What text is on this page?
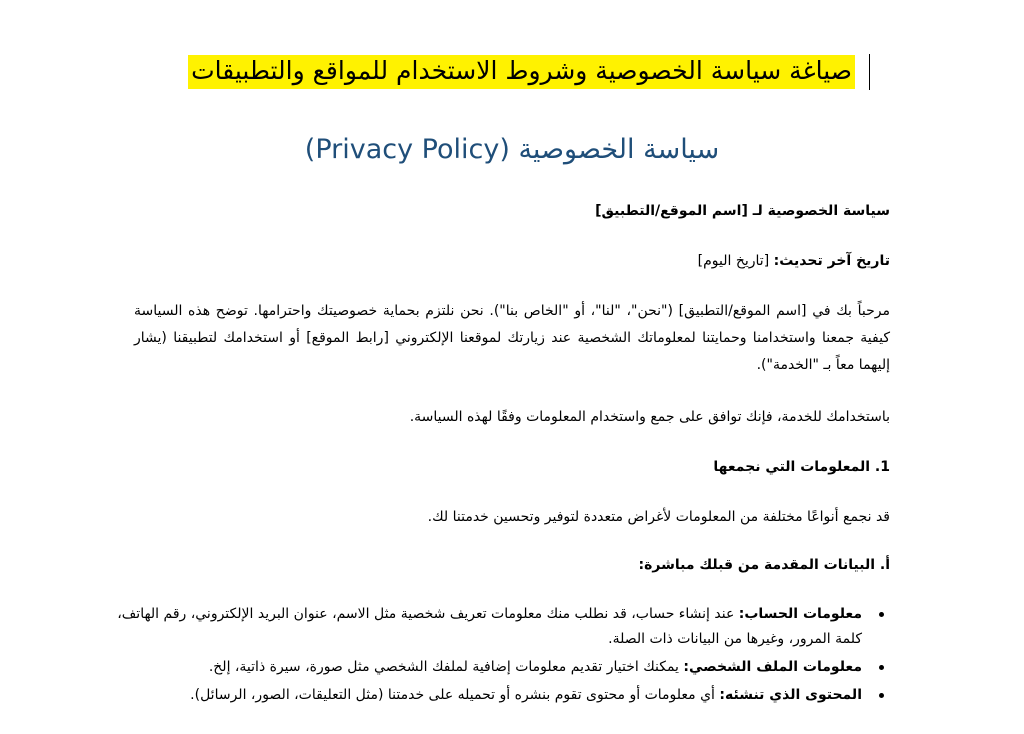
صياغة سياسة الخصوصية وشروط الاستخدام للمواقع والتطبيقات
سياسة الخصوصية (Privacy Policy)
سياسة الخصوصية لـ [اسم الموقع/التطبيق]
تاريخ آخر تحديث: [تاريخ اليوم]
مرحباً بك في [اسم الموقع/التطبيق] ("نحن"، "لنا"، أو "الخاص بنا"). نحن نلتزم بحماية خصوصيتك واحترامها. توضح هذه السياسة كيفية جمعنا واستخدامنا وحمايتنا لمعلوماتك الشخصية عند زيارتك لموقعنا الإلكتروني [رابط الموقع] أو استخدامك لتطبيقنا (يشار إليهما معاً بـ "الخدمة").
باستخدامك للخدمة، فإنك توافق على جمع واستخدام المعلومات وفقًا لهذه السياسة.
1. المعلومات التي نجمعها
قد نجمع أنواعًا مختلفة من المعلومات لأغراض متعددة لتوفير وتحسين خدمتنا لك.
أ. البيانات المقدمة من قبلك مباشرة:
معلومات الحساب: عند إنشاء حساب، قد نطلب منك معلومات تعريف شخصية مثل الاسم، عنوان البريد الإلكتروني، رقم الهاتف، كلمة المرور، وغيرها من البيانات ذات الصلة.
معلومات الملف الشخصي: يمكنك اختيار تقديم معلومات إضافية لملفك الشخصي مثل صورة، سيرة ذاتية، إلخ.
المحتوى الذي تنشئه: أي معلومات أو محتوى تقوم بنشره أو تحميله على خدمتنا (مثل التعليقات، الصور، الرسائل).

**Aim**
The records above are to be restated exactly, without their pictures.

**The response**
What text is on this page?
صياغة سياسة الخصوصية وشروط الاستخدام للمواقع والتطبيقات
سياسة الخصوصية (Privacy Policy)
سياسة الخصوصية لـ [اسم الموقع/التطبيق]
تاريخ آخر تحديث: [تاريخ اليوم]
مرحباً بك في [اسم الموقع/التطبيق] ("نحن"، "لنا"، أو "الخاص بنا"). نحن نلتزم بحماية خصوصيتك واحترامها. توضح هذه السياسة كيفية جمعنا واستخدامنا وحمايتنا لمعلوماتك الشخصية عند زيارتك لموقعنا الإلكتروني [رابط الموقع] أو استخدامك لتطبيقنا (يشار إليهما معاً بـ "الخدمة").
باستخدامك للخدمة، فإنك توافق على جمع واستخدام المعلومات وفقًا لهذه السياسة.
1. المعلومات التي نجمعها
قد نجمع أنواعًا مختلفة من المعلومات لأغراض متعددة لتوفير وتحسين خدمتنا لك.
أ. البيانات المقدمة من قبلك مباشرة:
معلومات الحساب: عند إنشاء حساب، قد نطلب منك معلومات تعريف شخصية مثل الاسم، عنوان البريد الإلكتروني، رقم الهاتف، كلمة المرور، وغيرها من البيانات ذات الصلة.
معلومات الملف الشخصي: يمكنك اختيار تقديم معلومات إضافية لملفك الشخصي مثل صورة، سيرة ذاتية، إلخ.
المحتوى الذي تنشئه: أي معلومات أو محتوى تقوم بنشره أو تحميله على خدمتنا (مثل التعليقات، الصور، الرسائل).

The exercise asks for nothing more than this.